REQUIREMENT: Say how many lines in the data below contain the word "close", and give no other text.
-- Start of RECORDED INFORMATION --
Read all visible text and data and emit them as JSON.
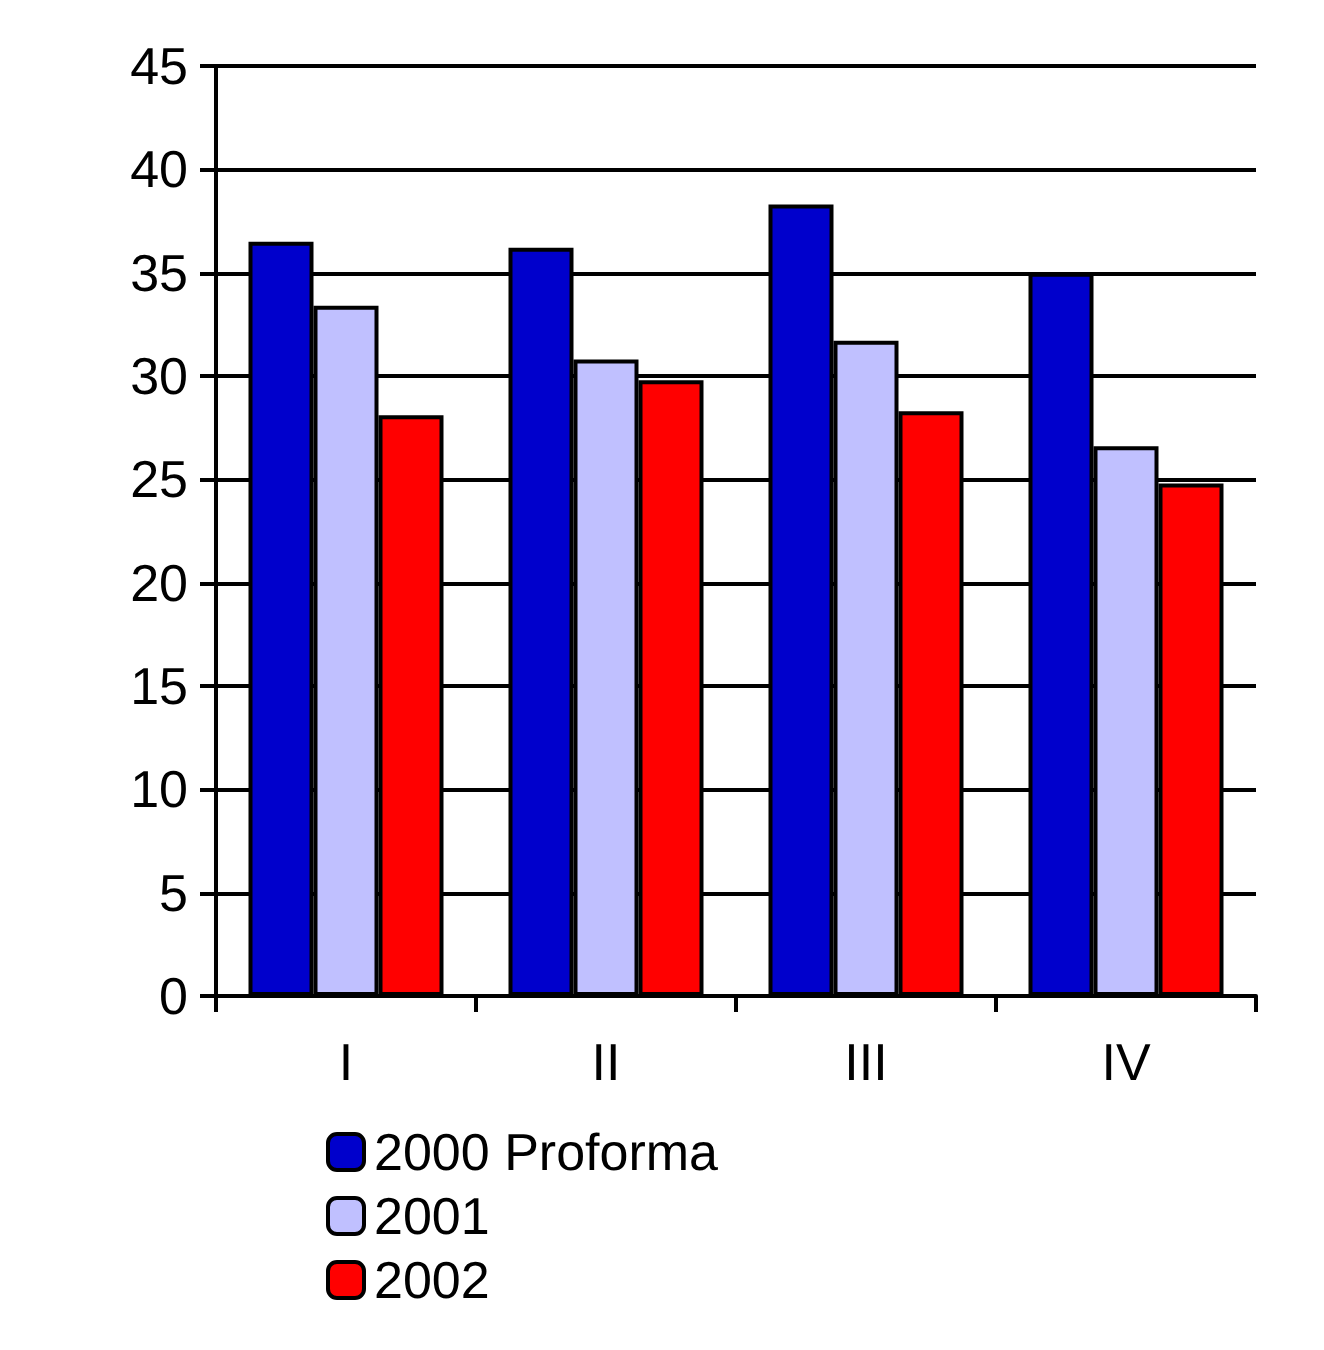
{
  "chart_data": {
    "type": "bar",
    "categories": [
      "I",
      "II",
      "III",
      "IV"
    ],
    "series": [
      {
        "name": "2000 Proforma",
        "color": "#0000cc",
        "values": [
          36.5,
          36.2,
          38.3,
          35.0
        ]
      },
      {
        "name": "2001",
        "color": "#c0c0ff",
        "values": [
          33.4,
          30.8,
          31.7,
          26.6
        ]
      },
      {
        "name": "2002",
        "color": "#ff0000",
        "values": [
          28.1,
          29.8,
          28.3,
          24.8
        ]
      }
    ],
    "ylim": [
      0,
      45
    ],
    "yticks": [
      0,
      5,
      10,
      15,
      20,
      25,
      30,
      35,
      40,
      45
    ],
    "grid": "y",
    "legend": "bottom"
  }
}
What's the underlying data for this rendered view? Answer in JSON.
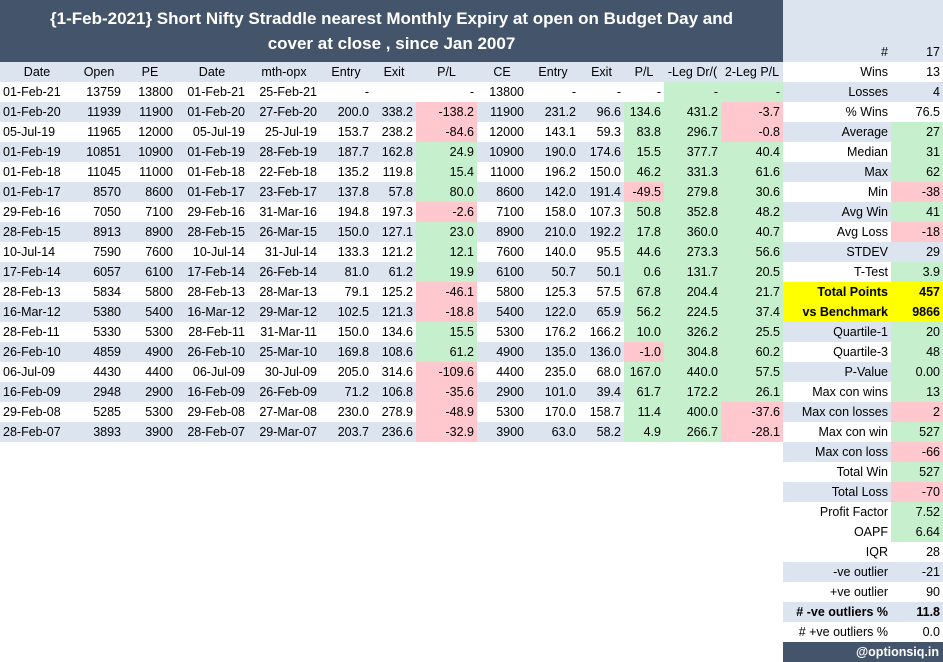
{
  "title": "{1-Feb-2021} Short Nifty Straddle nearest Monthly Expiry at open on Budget Day and cover at close , since Jan 2007",
  "headers": [
    "Date",
    "Open",
    "PE",
    "Date",
    "mth-opx",
    "Entry",
    "Exit",
    "P/L",
    "CE",
    "Entry",
    "Exit",
    "P/L",
    "-Leg Dr/(",
    "2-Leg P/L"
  ],
  "rows": [
    [
      "01-Feb-21",
      "13759",
      "13800",
      "01-Feb-21",
      "25-Feb-21",
      "-",
      "",
      "-",
      "13800",
      "-",
      "-",
      "-",
      "-",
      "-"
    ],
    [
      "01-Feb-20",
      "11939",
      "11900",
      "01-Feb-20",
      "27-Feb-20",
      "200.0",
      "338.2",
      "-138.2",
      "11900",
      "231.2",
      "96.6",
      "134.6",
      "431.2",
      "-3.7"
    ],
    [
      "05-Jul-19",
      "11965",
      "12000",
      "05-Jul-19",
      "25-Jul-19",
      "153.7",
      "238.2",
      "-84.6",
      "12000",
      "143.1",
      "59.3",
      "83.8",
      "296.7",
      "-0.8"
    ],
    [
      "01-Feb-19",
      "10851",
      "10900",
      "01-Feb-19",
      "28-Feb-19",
      "187.7",
      "162.8",
      "24.9",
      "10900",
      "190.0",
      "174.6",
      "15.5",
      "377.7",
      "40.4"
    ],
    [
      "01-Feb-18",
      "11045",
      "11000",
      "01-Feb-18",
      "22-Feb-18",
      "135.2",
      "119.8",
      "15.4",
      "11000",
      "196.2",
      "150.0",
      "46.2",
      "331.3",
      "61.6"
    ],
    [
      "01-Feb-17",
      "8570",
      "8600",
      "01-Feb-17",
      "23-Feb-17",
      "137.8",
      "57.8",
      "80.0",
      "8600",
      "142.0",
      "191.4",
      "-49.5",
      "279.8",
      "30.6"
    ],
    [
      "29-Feb-16",
      "7050",
      "7100",
      "29-Feb-16",
      "31-Mar-16",
      "194.8",
      "197.3",
      "-2.6",
      "7100",
      "158.0",
      "107.3",
      "50.8",
      "352.8",
      "48.2"
    ],
    [
      "28-Feb-15",
      "8913",
      "8900",
      "28-Feb-15",
      "26-Mar-15",
      "150.0",
      "127.1",
      "23.0",
      "8900",
      "210.0",
      "192.2",
      "17.8",
      "360.0",
      "40.7"
    ],
    [
      "10-Jul-14",
      "7590",
      "7600",
      "10-Jul-14",
      "31-Jul-14",
      "133.3",
      "121.2",
      "12.1",
      "7600",
      "140.0",
      "95.5",
      "44.6",
      "273.3",
      "56.6"
    ],
    [
      "17-Feb-14",
      "6057",
      "6100",
      "17-Feb-14",
      "26-Feb-14",
      "81.0",
      "61.2",
      "19.9",
      "6100",
      "50.7",
      "50.1",
      "0.6",
      "131.7",
      "20.5"
    ],
    [
      "28-Feb-13",
      "5834",
      "5800",
      "28-Feb-13",
      "28-Mar-13",
      "79.1",
      "125.2",
      "-46.1",
      "5800",
      "125.3",
      "57.5",
      "67.8",
      "204.4",
      "21.7"
    ],
    [
      "16-Mar-12",
      "5380",
      "5400",
      "16-Mar-12",
      "29-Mar-12",
      "102.5",
      "121.3",
      "-18.8",
      "5400",
      "122.0",
      "65.9",
      "56.2",
      "224.5",
      "37.4"
    ],
    [
      "28-Feb-11",
      "5330",
      "5300",
      "28-Feb-11",
      "31-Mar-11",
      "150.0",
      "134.6",
      "15.5",
      "5300",
      "176.2",
      "166.2",
      "10.0",
      "326.2",
      "25.5"
    ],
    [
      "26-Feb-10",
      "4859",
      "4900",
      "26-Feb-10",
      "25-Mar-10",
      "169.8",
      "108.6",
      "61.2",
      "4900",
      "135.0",
      "136.0",
      "-1.0",
      "304.8",
      "60.2"
    ],
    [
      "06-Jul-09",
      "4430",
      "4400",
      "06-Jul-09",
      "30-Jul-09",
      "205.0",
      "314.6",
      "-109.6",
      "4400",
      "235.0",
      "68.0",
      "167.0",
      "440.0",
      "57.5"
    ],
    [
      "16-Feb-09",
      "2948",
      "2900",
      "16-Feb-09",
      "26-Feb-09",
      "71.2",
      "106.8",
      "-35.6",
      "2900",
      "101.0",
      "39.4",
      "61.7",
      "172.2",
      "26.1"
    ],
    [
      "29-Feb-08",
      "5285",
      "5300",
      "29-Feb-08",
      "27-Mar-08",
      "230.0",
      "278.9",
      "-48.9",
      "5300",
      "170.0",
      "158.7",
      "11.4",
      "400.0",
      "-37.6"
    ],
    [
      "28-Feb-07",
      "3893",
      "3900",
      "28-Feb-07",
      "29-Mar-07",
      "203.7",
      "236.6",
      "-32.9",
      "3900",
      "63.0",
      "58.2",
      "4.9",
      "266.7",
      "-28.1"
    ]
  ],
  "cell_colors": [
    [
      "",
      "",
      "",
      "",
      "",
      "",
      "",
      "",
      "",
      "",
      "",
      "",
      "green",
      "green"
    ],
    [
      "",
      "",
      "",
      "",
      "",
      "",
      "",
      "red",
      "",
      "",
      "",
      "green",
      "green",
      "red"
    ],
    [
      "",
      "",
      "",
      "",
      "",
      "",
      "",
      "red",
      "",
      "",
      "",
      "green",
      "green",
      "red"
    ],
    [
      "",
      "",
      "",
      "",
      "",
      "",
      "",
      "green",
      "",
      "",
      "",
      "green",
      "green",
      "green"
    ],
    [
      "",
      "",
      "",
      "",
      "",
      "",
      "",
      "green",
      "",
      "",
      "",
      "green",
      "green",
      "green"
    ],
    [
      "",
      "",
      "",
      "",
      "",
      "",
      "",
      "green",
      "",
      "",
      "",
      "red",
      "green",
      "green"
    ],
    [
      "",
      "",
      "",
      "",
      "",
      "",
      "",
      "red",
      "",
      "",
      "",
      "green",
      "green",
      "green"
    ],
    [
      "",
      "",
      "",
      "",
      "",
      "",
      "",
      "green",
      "",
      "",
      "",
      "green",
      "green",
      "green"
    ],
    [
      "",
      "",
      "",
      "",
      "",
      "",
      "",
      "green",
      "",
      "",
      "",
      "green",
      "green",
      "green"
    ],
    [
      "",
      "",
      "",
      "",
      "",
      "",
      "",
      "green",
      "",
      "",
      "",
      "green",
      "green",
      "green"
    ],
    [
      "",
      "",
      "",
      "",
      "",
      "",
      "",
      "red",
      "",
      "",
      "",
      "green",
      "green",
      "green"
    ],
    [
      "",
      "",
      "",
      "",
      "",
      "",
      "",
      "red",
      "",
      "",
      "",
      "green",
      "green",
      "green"
    ],
    [
      "",
      "",
      "",
      "",
      "",
      "",
      "",
      "green",
      "",
      "",
      "",
      "green",
      "green",
      "green"
    ],
    [
      "",
      "",
      "",
      "",
      "",
      "",
      "",
      "green",
      "",
      "",
      "",
      "red",
      "green",
      "green"
    ],
    [
      "",
      "",
      "",
      "",
      "",
      "",
      "",
      "red",
      "",
      "",
      "",
      "green",
      "green",
      "green"
    ],
    [
      "",
      "",
      "",
      "",
      "",
      "",
      "",
      "red",
      "",
      "",
      "",
      "green",
      "green",
      "green"
    ],
    [
      "",
      "",
      "",
      "",
      "",
      "",
      "",
      "red",
      "",
      "",
      "",
      "green",
      "green",
      "red"
    ],
    [
      "",
      "",
      "",
      "",
      "",
      "",
      "",
      "red",
      "",
      "",
      "",
      "green",
      "green",
      "red"
    ]
  ],
  "stats": [
    {
      "label": "#",
      "value": "17",
      "label_style": "band",
      "value_style": "band"
    },
    {
      "label": "Wins",
      "value": "13",
      "label_style": "",
      "value_style": ""
    },
    {
      "label": "Losses",
      "value": "4",
      "label_style": "band",
      "value_style": "band"
    },
    {
      "label": "% Wins",
      "value": "76.5",
      "label_style": "",
      "value_style": ""
    },
    {
      "label": "Average",
      "value": "27",
      "label_style": "band",
      "value_style": "green"
    },
    {
      "label": "Median",
      "value": "31",
      "label_style": "",
      "value_style": "green"
    },
    {
      "label": "Max",
      "value": "62",
      "label_style": "band",
      "value_style": "green"
    },
    {
      "label": "Min",
      "value": "-38",
      "label_style": "",
      "value_style": "red"
    },
    {
      "label": "Avg Win",
      "value": "41",
      "label_style": "band",
      "value_style": "green"
    },
    {
      "label": "Avg Loss",
      "value": "-18",
      "label_style": "",
      "value_style": "red"
    },
    {
      "label": "STDEV",
      "value": "29",
      "label_style": "band",
      "value_style": "band"
    },
    {
      "label": "T-Test",
      "value": "3.9",
      "label_style": "",
      "value_style": "green"
    },
    {
      "label": "Total  Points",
      "value": "457",
      "label_style": "yellow",
      "value_style": "yellow"
    },
    {
      "label": "vs  Benchmark",
      "value": "9866",
      "label_style": "yellow",
      "value_style": "yellow"
    },
    {
      "label": "Quartile-1",
      "value": "20",
      "label_style": "band",
      "value_style": "green"
    },
    {
      "label": "Quartile-3",
      "value": "48",
      "label_style": "",
      "value_style": "green"
    },
    {
      "label": "P-Value",
      "value": "0.00",
      "label_style": "band",
      "value_style": "green"
    },
    {
      "label": "Max con wins",
      "value": "13",
      "label_style": "",
      "value_style": "green"
    },
    {
      "label": "Max con losses",
      "value": "2",
      "label_style": "band",
      "value_style": "red"
    },
    {
      "label": "Max con win",
      "value": "527",
      "label_style": "",
      "value_style": "green"
    },
    {
      "label": "Max con loss",
      "value": "-66",
      "label_style": "band",
      "value_style": "red"
    },
    {
      "label": "Total Win",
      "value": "527",
      "label_style": "",
      "value_style": "green"
    },
    {
      "label": "Total Loss",
      "value": "-70",
      "label_style": "band",
      "value_style": "red"
    },
    {
      "label": "Profit Factor",
      "value": "7.52",
      "label_style": "",
      "value_style": "green"
    },
    {
      "label": "OAPF",
      "value": "6.64",
      "label_style": "",
      "value_style": "green"
    },
    {
      "label": "IQR",
      "value": "28",
      "label_style": "",
      "value_style": ""
    },
    {
      "label": "-ve outlier",
      "value": "-21",
      "label_style": "band",
      "value_style": "band"
    },
    {
      "label": "+ve outlier",
      "value": "90",
      "label_style": "",
      "value_style": ""
    },
    {
      "label": "# -ve outliers %",
      "value": "11.8",
      "label_style": "band bold",
      "value_style": "band bold"
    },
    {
      "label": "# +ve outliers %",
      "value": "0.0",
      "label_style": "",
      "value_style": ""
    }
  ],
  "footer": "@optionsiq.in"
}
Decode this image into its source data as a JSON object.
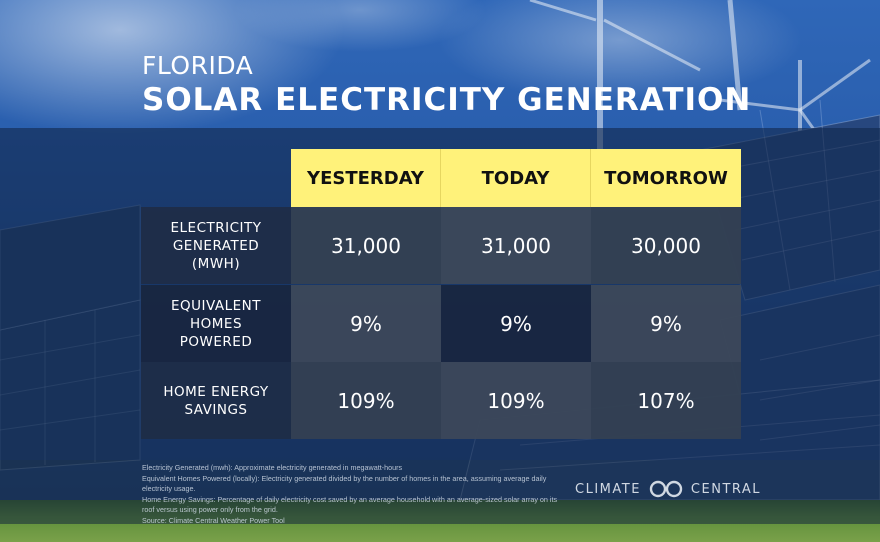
{
  "header": {
    "subtitle": "FLORIDA",
    "title": "SOLAR ELECTRICITY GENERATION"
  },
  "table": {
    "columns": [
      "YESTERDAY",
      "TODAY",
      "TOMORROW"
    ],
    "rows": [
      {
        "label": "ELECTRICITY GENERATED (MWH)",
        "values": [
          "31,000",
          "31,000",
          "30,000"
        ]
      },
      {
        "label": "EQUIVALENT HOMES POWERED",
        "values": [
          "9%",
          "9%",
          "9%"
        ]
      },
      {
        "label": "HOME ENERGY SAVINGS",
        "values": [
          "109%",
          "109%",
          "107%"
        ]
      }
    ]
  },
  "footnotes": [
    "Electricity Generated (mwh): Approximate electricity generated in megawatt-hours",
    "Equivalent Homes Powered (locally): Electricity generated divided by the number of homes in the area, assuming average daily electricity usage.",
    "Home Energy Savings: Percentage of daily electricity cost saved by an average household with an average-sized solar array on its roof versus using power only from the grid.",
    "Source: Climate Central Weather Power Tool"
  ],
  "logo": {
    "left_text": "CLIMATE",
    "right_text": "CENTRAL",
    "icon": "linked-circles-icon"
  },
  "colors": {
    "header_yellow": "#fff27a",
    "sky_blue": "#2a5fae",
    "panel_dark": "#1e2c46"
  }
}
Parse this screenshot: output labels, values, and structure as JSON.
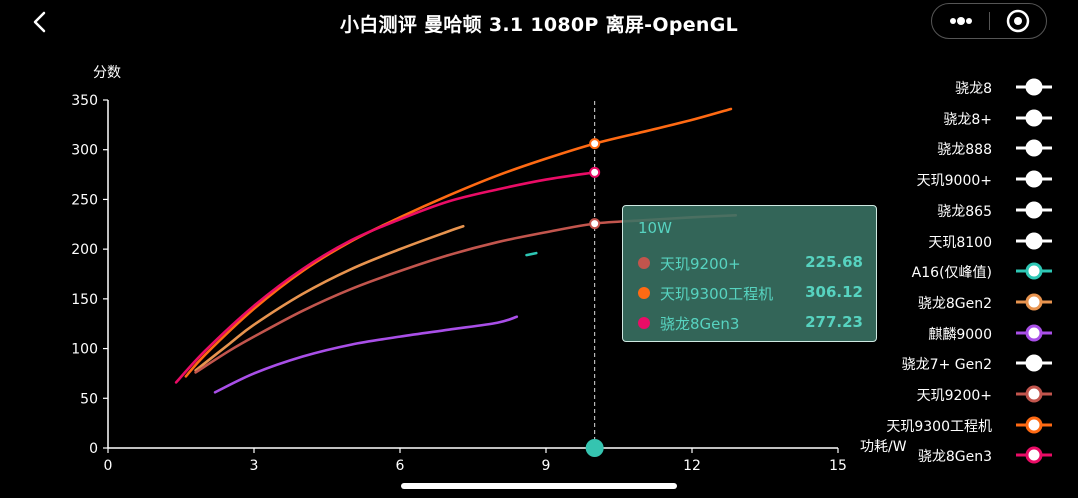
{
  "header": {
    "title": "小白测评 曼哈顿 3.1 1080P 离屏-OpenGL",
    "back_icon": "chevron-left-icon",
    "more_icon": "more-dots-icon",
    "close_icon": "target-close-icon"
  },
  "tooltip": {
    "title": "10W",
    "rows": [
      {
        "name": "天玑9200+",
        "value": "225.68",
        "color": "#c2554d"
      },
      {
        "name": "天玑9300工程机",
        "value": "306.12",
        "color": "#ff6a13"
      },
      {
        "name": "骁龙8Gen3",
        "value": "277.23",
        "color": "#ea0c66"
      }
    ]
  },
  "chart_data": {
    "type": "line",
    "ylabel": "分数",
    "xlabel": "功耗/W",
    "xlim": [
      0,
      15
    ],
    "ylim": [
      0,
      350
    ],
    "xticks": [
      0,
      3,
      6,
      9,
      12,
      15
    ],
    "yticks": [
      0,
      50,
      100,
      150,
      200,
      250,
      300,
      350
    ],
    "grid": false,
    "legend_position": "right",
    "crosshair_x": 10,
    "series": [
      {
        "name": "骁龙8",
        "color": "#ffffff",
        "active": false,
        "x": [],
        "y": []
      },
      {
        "name": "骁龙8+",
        "color": "#ffffff",
        "active": false,
        "x": [],
        "y": []
      },
      {
        "name": "骁龙888",
        "color": "#ffffff",
        "active": false,
        "x": [],
        "y": []
      },
      {
        "name": "天玑9000+",
        "color": "#ffffff",
        "active": false,
        "x": [],
        "y": []
      },
      {
        "name": "骁龙865",
        "color": "#ffffff",
        "active": false,
        "x": [],
        "y": []
      },
      {
        "name": "天玑8100",
        "color": "#ffffff",
        "active": false,
        "x": [],
        "y": []
      },
      {
        "name": "A16(仅峰值)",
        "color": "#2ec7b5",
        "active": true,
        "x": [
          8.6,
          8.8
        ],
        "y": [
          194,
          196
        ]
      },
      {
        "name": "骁龙8Gen2",
        "color": "#e8944f",
        "active": true,
        "x": [
          1.8,
          2.5,
          3.0,
          4.0,
          5.0,
          6.0,
          7.0,
          7.3
        ],
        "y": [
          78,
          105,
          124,
          155,
          180,
          200,
          218,
          223
        ]
      },
      {
        "name": "麒麟9000",
        "color": "#a94fe8",
        "active": true,
        "x": [
          2.2,
          3.0,
          4.0,
          5.0,
          6.0,
          7.0,
          8.0,
          8.4
        ],
        "y": [
          56,
          75,
          92,
          104,
          112,
          119,
          126,
          132
        ]
      },
      {
        "name": "骁龙7+ Gen2",
        "color": "#ffffff",
        "active": false,
        "x": [],
        "y": []
      },
      {
        "name": "天玑9200+",
        "color": "#c2554d",
        "active": true,
        "x": [
          1.8,
          2.5,
          3.0,
          4.0,
          5.0,
          6.0,
          7.0,
          8.0,
          9.0,
          10.0,
          11.0,
          12.0,
          12.9
        ],
        "y": [
          76,
          98,
          112,
          138,
          160,
          178,
          194,
          207,
          217,
          225.68,
          229,
          232,
          234
        ]
      },
      {
        "name": "天玑9300工程机",
        "color": "#ff6a13",
        "active": true,
        "x": [
          1.6,
          2.0,
          3.0,
          4.0,
          5.0,
          6.0,
          7.0,
          8.0,
          9.0,
          10.0,
          11.0,
          12.0,
          12.8
        ],
        "y": [
          72,
          94,
          140,
          178,
          208,
          232,
          254,
          274,
          291,
          306.12,
          318,
          330,
          341
        ]
      },
      {
        "name": "骁龙8Gen3",
        "color": "#ea0c66",
        "active": true,
        "x": [
          1.4,
          2.0,
          3.0,
          4.0,
          5.0,
          6.0,
          7.0,
          8.0,
          9.0,
          10.0
        ],
        "y": [
          66,
          98,
          143,
          180,
          209,
          230,
          248,
          260,
          270,
          277.23
        ]
      }
    ]
  }
}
-- End of RECORDED INFORMATION --
RESULT: 2